====== Material for the task ======

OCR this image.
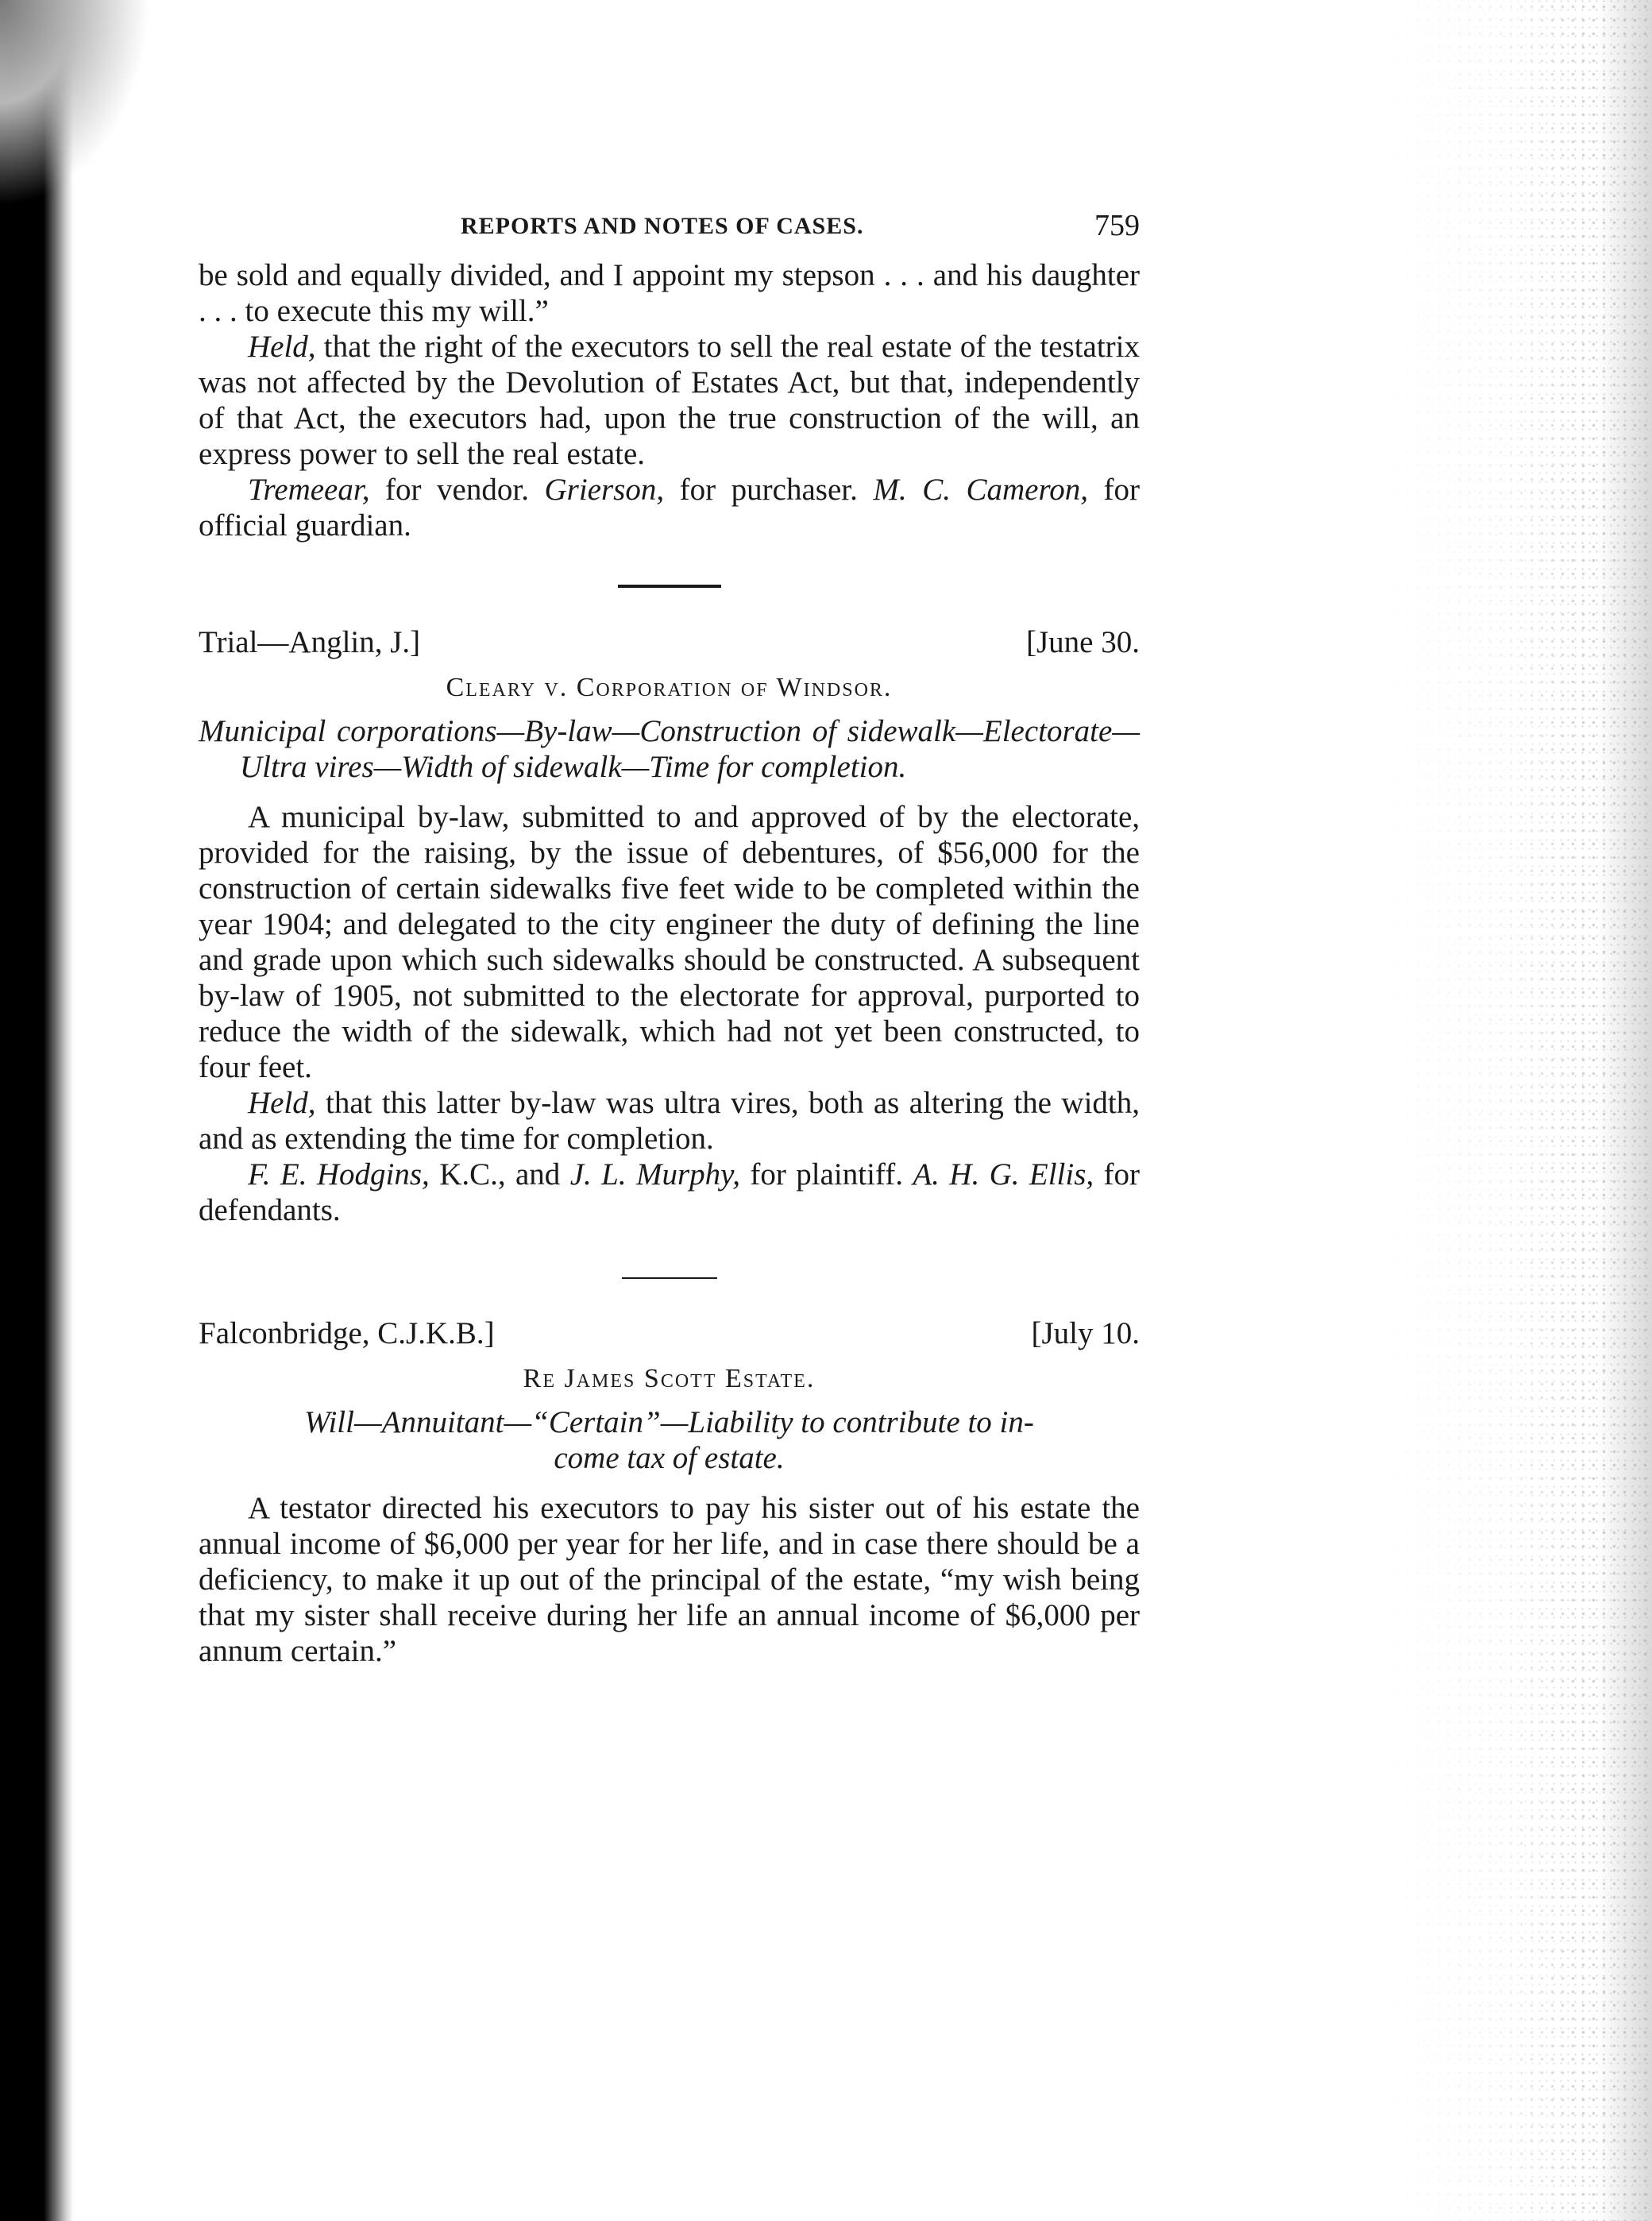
REPORTS AND NOTES OF CASES.	759

be sold and equally divided, and I appoint my stepson . . . and his daughter . . . to execute this my will.”

Held, that the right of the executors to sell the real estate of the testatrix was not affected by the Devolution of Estates Act, but that, independently of that Act, the executors had, upon the true construction of the will, an express power to sell the real estate.

Tremeear, for vendor. Grierson, for purchaser. M. C. Cameron, for official guardian.

Trial—Anglin, J.]	[June 30.
Cleary v. Corporation of Windsor.
Municipal corporations—By-law—Construction of sidewalk—Electorate—Ultra vires—Width of sidewalk—Time for completion.

A municipal by-law, submitted to and approved of by the electorate, provided for the raising, by the issue of debentures, of $56,000 for the construction of certain sidewalks five feet wide to be completed within the year 1904; and delegated to the city engineer the duty of defining the line and grade upon which such sidewalks should be constructed. A subsequent by-law of 1905, not submitted to the electorate for approval, purported to reduce the width of the sidewalk, which had not yet been constructed, to four feet.

Held, that this latter by-law was ultra vires, both as altering the width, and as extending the time for completion.

F. E. Hodgins, K.C., and J. L. Murphy, for plaintiff. A. H. G. Ellis, for defendants.

Falconbridge, C.J.K.B.]	[July 10.
Re James Scott Estate.
Will—Annuitant—“Certain”—Liability to contribute to in-
come tax of estate.

A testator directed his executors to pay his sister out of his estate the annual income of $6,000 per year for her life, and in case there should be a deficiency, to make it up out of the principal of the estate, “my wish being that my sister shall receive during her life an annual income of $6,000 per annum certain.”
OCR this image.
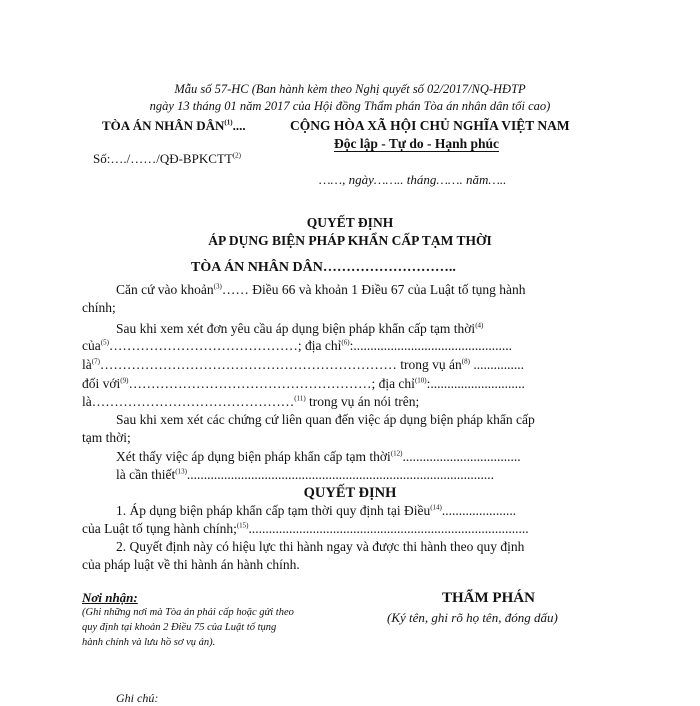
Mẫu số 57-HC (Ban hành kèm theo Nghị quyết số 02/2017/NQ-HĐTP
ngày 13 tháng 01 năm 2017 của Hội đồng Thẩm phán Tòa án nhân dân tối cao)
TÒA ÁN NHÂN DÂN$^{(1)}$....	CỘNG HÒA XÃ HỘI CHỦ NGHĨA VIỆT NAM
Độc lập - Tự do - Hạnh phúc
Số:…./……/QĐ-BPKCTT$^{(2)}$
……, ngày…….. tháng……. năm…..
QUYẾT ĐỊNH
ÁP DỤNG BIỆN PHÁP KHẨN CẤP TẠM THỜI
TÒA ÁN NHÂN DÂN………………………..
Căn cứ vào khoản$^{(3)}$…… Điều 66 và khoản 1 Điều 67 của Luật tố tụng hành
chính;
Sau khi xem xét đơn yêu cầu áp dụng biện pháp khẩn cấp tạm thời$^{(4)}$
của$^{(5)}$……………………………………; địa chỉ$^{(6)}$:...............................................
$là^{(7)}\dots\dots\dots\dots\dots\dots\dots\dots\dots\dots\dots\dots\dots\dots\dots\dots\dots\dots\dots\dots\dots\dots$ trong vụ $án^{(8)}$ ...............
đối với$^{(9)}$………………………………………………; địa chỉ$^{(10)}$:............................
là………………………………………$^{(11)}$ trong vụ án nói trên;
Sau khi xem xét các chứng cứ liên quan đến việc áp dụng biện pháp khẩn cấp
tạm thời;
Xét thấy việc áp dụng biện pháp khẩn cấp tạm thời$^{(12)}$...................................
là cần thiết$^{(13)}$...........................................................................................
QUYẾT ĐỊNH
1. Áp dụng biện pháp khẩn cấp tạm thời quy định tại Điều$^{(14)}$......................
của Luật tố tụng hành chính;$^{(15)}$...................................................................................
2. Quyết định này có hiệu lực thi hành ngay và được thi hành theo quy định
của pháp luật về thi hành án hành chính.
Nơi nhận:
(Ghi những nơi mà Tòa án phải cấp hoặc gửi theo
quy định tại khoản 2 Điều 75 của Luật tố tụng
hành chính và lưu hồ sơ vụ án).
THẨM PHÁN
(Ký tên, ghi rõ họ tên, đóng dấu)
Ghi chú:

======

Exercise prompt
Write out the full listing verbatim, excluding its pictures.

Right answer
OCR this image.
REPORTS AND NOTES OF CASES.	759

be sold and equally divided, and I appoint my stepson . . . and his daughter . . . to execute this my will.”

Held, that the right of the executors to sell the real estate of the testatrix was not affected by the Devolution of Estates Act, but that, independently of that Act, the executors had, upon the true construction of the will, an express power to sell the real estate.

Tremeear, for vendor. Grierson, for purchaser. M. C. Cameron, for official guardian.

Trial—Anglin, J.]	[June 30.
Cleary v. Corporation of Windsor.
Municipal corporations—By-law—Construction of sidewalk—Electorate—Ultra vires—Width of sidewalk—Time for completion.

A municipal by-law, submitted to and approved of by the electorate, provided for the raising, by the issue of debentures, of $56,000 for the construction of certain sidewalks five feet wide to be completed within the year 1904; and delegated to the city engineer the duty of defining the line and grade upon which such sidewalks should be constructed. A subsequent by-law of 1905, not submitted to the electorate for approval, purported to reduce the width of the sidewalk, which had not yet been constructed, to four feet.

Held, that this latter by-law was ultra vires, both as altering the width, and as extending the time for completion.

F. E. Hodgins, K.C., and J. L. Murphy, for plaintiff. A. H. G. Ellis, for defendants.

Falconbridge, C.J.K.B.]	[July 10.
Re James Scott Estate.
Will—Annuitant—“Certain”—Liability to contribute to in-
come tax of estate.

A testator directed his executors to pay his sister out of his estate the annual income of $6,000 per year for her life, and in case there should be a deficiency, to make it up out of the principal of the estate, “my wish being that my sister shall receive during her life an annual income of $6,000 per annum certain.”
OCR this image.
Mẫu số 57-HC (Ban hành kèm theo Nghị quyết số 02/2017/NQ-HĐTP
ngày 13 tháng 01 năm 2017 của Hội đồng Thẩm phán Tòa án nhân dân tối cao)
TÒA ÁN NHÂN DÂN$^{(1)}$....	CỘNG HÒA XÃ HỘI CHỦ NGHĨA VIỆT NAM
Độc lập - Tự do - Hạnh phúc
Số:…./……/QĐ-BPKCTT$^{(2)}$
……, ngày…….. tháng……. năm…..
QUYẾT ĐỊNH
ÁP DỤNG BIỆN PHÁP KHẨN CẤP TẠM THỜI
TÒA ÁN NHÂN DÂN………………………..
Căn cứ vào khoản$^{(3)}$…… Điều 66 và khoản 1 Điều 67 của Luật tố tụng hành
chính;
Sau khi xem xét đơn yêu cầu áp dụng biện pháp khẩn cấp tạm thời$^{(4)}$
của$^{(5)}$……………………………………; địa chỉ$^{(6)}$:...............................................
$là^{(7)}\dots\dots\dots\dots\dots\dots\dots\dots\dots\dots\dots\dots\dots\dots\dots\dots\dots\dots\dots\dots\dots\dots$ trong vụ $án^{(8)}$ ...............
đối với$^{(9)}$………………………………………………; địa chỉ$^{(10)}$:............................
là………………………………………$^{(11)}$ trong vụ án nói trên;
Sau khi xem xét các chứng cứ liên quan đến việc áp dụng biện pháp khẩn cấp
tạm thời;
Xét thấy việc áp dụng biện pháp khẩn cấp tạm thời$^{(12)}$...................................
là cần thiết$^{(13)}$...........................................................................................
QUYẾT ĐỊNH
1. Áp dụng biện pháp khẩn cấp tạm thời quy định tại Điều$^{(14)}$......................
của Luật tố tụng hành chính;$^{(15)}$...................................................................................
2. Quyết định này có hiệu lực thi hành ngay và được thi hành theo quy định
của pháp luật về thi hành án hành chính.
Nơi nhận:
(Ghi những nơi mà Tòa án phải cấp hoặc gửi theo
quy định tại khoản 2 Điều 75 của Luật tố tụng
hành chính và lưu hồ sơ vụ án).
THẨM PHÁN
(Ký tên, ghi rõ họ tên, đóng dấu)
Ghi chú:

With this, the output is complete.